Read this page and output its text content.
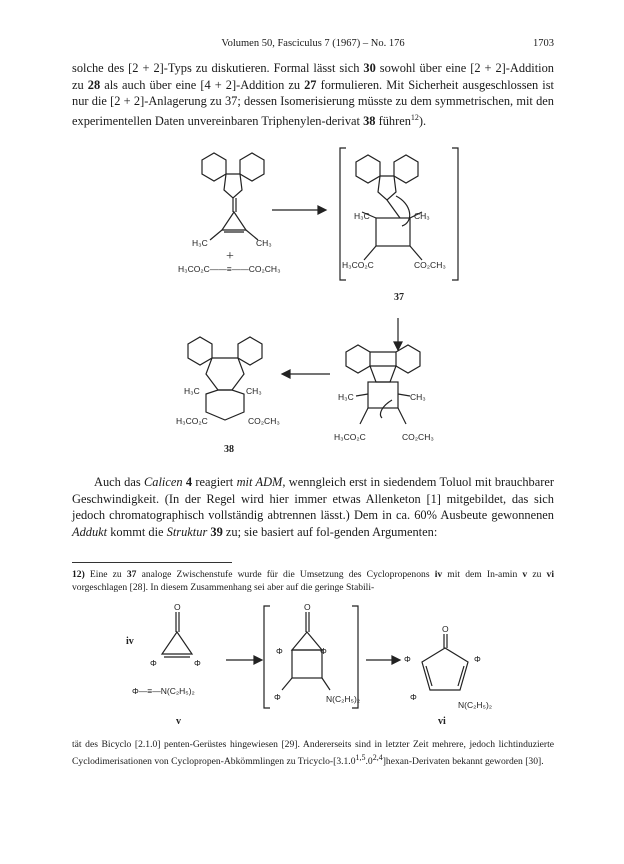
Volumen 50, Fasciculus 7 (1967) – No. 176	1703
solche des [2 + 2]-Typs zu diskutieren. Formal lässt sich 30 sowohl über eine [2 + 2]-Addition zu 28 als auch über eine [4 + 2]-Addition zu 27 formulieren. Mit Sicherheit ausgeschlossen ist nur die [2 + 2]-Anlagerung zu 37; dessen Isomerisierung müsste zu dem symmetrischen, mit den experimentellen Daten unvereinbaren Triphenylen-derivat 38 führen$^{12}$).
H₃C	CH₃
+
H₃CO₂C——≡——CO₂CH₃
H₃C	CH₃
H₃CO₂C	CO₂CH₃
37
H₃C	CH₃
H₃CO₂C	CO₂CH₃
H₃C	CH₃
H₃CO₂C	CO₂CH₃
38
Auch das Calicen 4 reagiert mit ADM, wenngleich erst in siedendem Toluol mit brauchbarer Geschwindigkeit. (In der Regel wird hier immer etwas Allenketon [1] mitgebildet, das sich jedoch chromatographisch vollständig abtrennen lässt.) Dem in ca. 60% Ausbeute gewonnenen Addukt kommt die Struktur 39 zu; sie basiert auf fol-genden Argumenten:
12) Eine zu 37 analoge Zwischenstufe wurde für die Umsetzung des Cyclopropenons iv mit dem In-amin v zu vi vorgeschlagen [28]. In diesem Zusammenhang sei aber auf die geringe Stabili-
O
iv
Φ	Φ
Φ—≡—N(C₂H₅)₂
v
O
Φ	Φ
Φ	N(C₂H₅)₂
O
Φ	Φ
Φ
N(C₂H₅)₂
vi
tät des Bicyclo [2.1.0] penten-Gerüstes hingewiesen [29]. Andererseits sind in letzter Zeit mehrere, jedoch lichtinduzierte Cyclodimerisationen von Cyclopropen-Abkömmlingen zu Tricyclo-[3.1.0$^{1,5}$.0$^{2,4}$]hexan-Derivaten bekannt geworden [30].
::::
(TASK TO COMPLETE) Where a line of the records above holds the word "sich", copy that line.

(OUTPUT)
solche des [2 + 2]-Typs zu diskutieren. Formal lässt sich 30 sowohl über eine [2 + 2]-Addition zu 28 als auch über eine [4 + 2]-Addition zu 27 formulieren. Mit Sicherheit ausgeschlossen ist nur die [2 + 2]-Anlagerung zu 37; dessen Isomerisierung müsste zu dem symmetrischen, mit den experimentellen Daten unvereinbaren Triphenylen-derivat 38 führen$^{12}$).
Auch das Calicen 4 reagiert mit ADM, wenngleich erst in siedendem Toluol mit brauchbarer Geschwindigkeit. (In der Regel wird hier immer etwas Allenketon [1] mitgebildet, das sich jedoch chromatographisch vollständig abtrennen lässt.) Dem in ca. 60% Ausbeute gewonnenen Addukt kommt die Struktur 39 zu; sie basiert auf fol-genden Argumenten:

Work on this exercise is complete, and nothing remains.